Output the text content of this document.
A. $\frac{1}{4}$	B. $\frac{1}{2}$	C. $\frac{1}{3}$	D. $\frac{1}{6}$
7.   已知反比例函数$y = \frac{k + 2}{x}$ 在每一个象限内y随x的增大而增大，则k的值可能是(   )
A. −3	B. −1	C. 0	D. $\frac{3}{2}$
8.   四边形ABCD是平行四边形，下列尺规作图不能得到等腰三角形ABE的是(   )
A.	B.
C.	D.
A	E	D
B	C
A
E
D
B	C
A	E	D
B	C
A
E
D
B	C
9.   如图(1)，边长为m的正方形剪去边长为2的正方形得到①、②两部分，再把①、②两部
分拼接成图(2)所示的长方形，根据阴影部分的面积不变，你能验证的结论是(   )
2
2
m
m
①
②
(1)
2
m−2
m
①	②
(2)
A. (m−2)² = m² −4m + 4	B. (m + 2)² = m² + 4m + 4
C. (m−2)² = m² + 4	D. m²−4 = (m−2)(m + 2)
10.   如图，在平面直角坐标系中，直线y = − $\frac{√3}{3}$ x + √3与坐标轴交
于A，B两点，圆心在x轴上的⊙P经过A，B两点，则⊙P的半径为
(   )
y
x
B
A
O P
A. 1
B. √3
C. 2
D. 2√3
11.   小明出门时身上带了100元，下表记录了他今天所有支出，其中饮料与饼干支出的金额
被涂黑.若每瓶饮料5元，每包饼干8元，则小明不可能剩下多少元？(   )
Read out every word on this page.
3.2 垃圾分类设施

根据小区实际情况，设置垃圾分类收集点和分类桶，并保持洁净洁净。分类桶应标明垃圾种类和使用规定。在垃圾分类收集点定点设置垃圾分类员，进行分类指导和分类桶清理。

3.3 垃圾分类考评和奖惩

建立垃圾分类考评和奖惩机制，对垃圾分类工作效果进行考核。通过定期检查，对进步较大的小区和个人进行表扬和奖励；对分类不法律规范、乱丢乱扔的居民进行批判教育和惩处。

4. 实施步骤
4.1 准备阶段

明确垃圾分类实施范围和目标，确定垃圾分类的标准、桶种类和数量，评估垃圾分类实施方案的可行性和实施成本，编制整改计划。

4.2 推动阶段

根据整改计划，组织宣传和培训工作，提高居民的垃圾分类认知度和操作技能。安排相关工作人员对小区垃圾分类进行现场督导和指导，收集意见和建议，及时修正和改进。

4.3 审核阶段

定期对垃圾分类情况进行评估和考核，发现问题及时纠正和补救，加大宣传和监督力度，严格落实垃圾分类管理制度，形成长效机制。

Instructions to follow: Write out the entries above word for word.

Solution to the exercise:
Output the text content of this document.
A. $\frac{1}{4}$	B. $\frac{1}{2}$	C. $\frac{1}{3}$	D. $\frac{1}{6}$
7.   已知反比例函数$y = \frac{k + 2}{x}$ 在每一个象限内y随x的增大而增大，则k的值可能是(   )
A. −3	B. −1	C. 0	D. $\frac{3}{2}$
8.   四边形ABCD是平行四边形，下列尺规作图不能得到等腰三角形ABE的是(   )
A.	B.
C.	D.
A	E	D
B	C
A
E
D
B	C
A	E	D
B	C
A
E
D
B	C
9.   如图(1)，边长为m的正方形剪去边长为2的正方形得到①、②两部分，再把①、②两部
分拼接成图(2)所示的长方形，根据阴影部分的面积不变，你能验证的结论是(   )
2
2
m
m
①
②
(1)
2
m−2
m
①	②
(2)
A. (m−2)² = m² −4m + 4	B. (m + 2)² = m² + 4m + 4
C. (m−2)² = m² + 4	D. m²−4 = (m−2)(m + 2)
10.   如图，在平面直角坐标系中，直线y = − $\frac{√3}{3}$ x + √3与坐标轴交
于A，B两点，圆心在x轴上的⊙P经过A，B两点，则⊙P的半径为
(   )
y
x
B
A
O P
A. 1
B. √3
C. 2
D. 2√3
11.   小明出门时身上带了100元，下表记录了他今天所有支出，其中饮料与饼干支出的金额
被涂黑.若每瓶饮料5元，每包饼干8元，则小明不可能剩下多少元？(   )
Read out every word on this page.
3.2 垃圾分类设施

根据小区实际情况，设置垃圾分类收集点和分类桶，并保持洁净洁净。分类桶应标明垃圾种类和使用规定。在垃圾分类收集点定点设置垃圾分类员，进行分类指导和分类桶清理。

3.3 垃圾分类考评和奖惩

建立垃圾分类考评和奖惩机制，对垃圾分类工作效果进行考核。通过定期检查，对进步较大的小区和个人进行表扬和奖励；对分类不法律规范、乱丢乱扔的居民进行批判教育和惩处。

4. 实施步骤
4.1 准备阶段

明确垃圾分类实施范围和目标，确定垃圾分类的标准、桶种类和数量，评估垃圾分类实施方案的可行性和实施成本，编制整改计划。

4.2 推动阶段

根据整改计划，组织宣传和培训工作，提高居民的垃圾分类认知度和操作技能。安排相关工作人员对小区垃圾分类进行现场督导和指导，收集意见和建议，及时修正和改进。

4.3 审核阶段

定期对垃圾分类情况进行评估和考核，发现问题及时纠正和补救，加大宣传和监督力度，严格落实垃圾分类管理制度，形成长效机制。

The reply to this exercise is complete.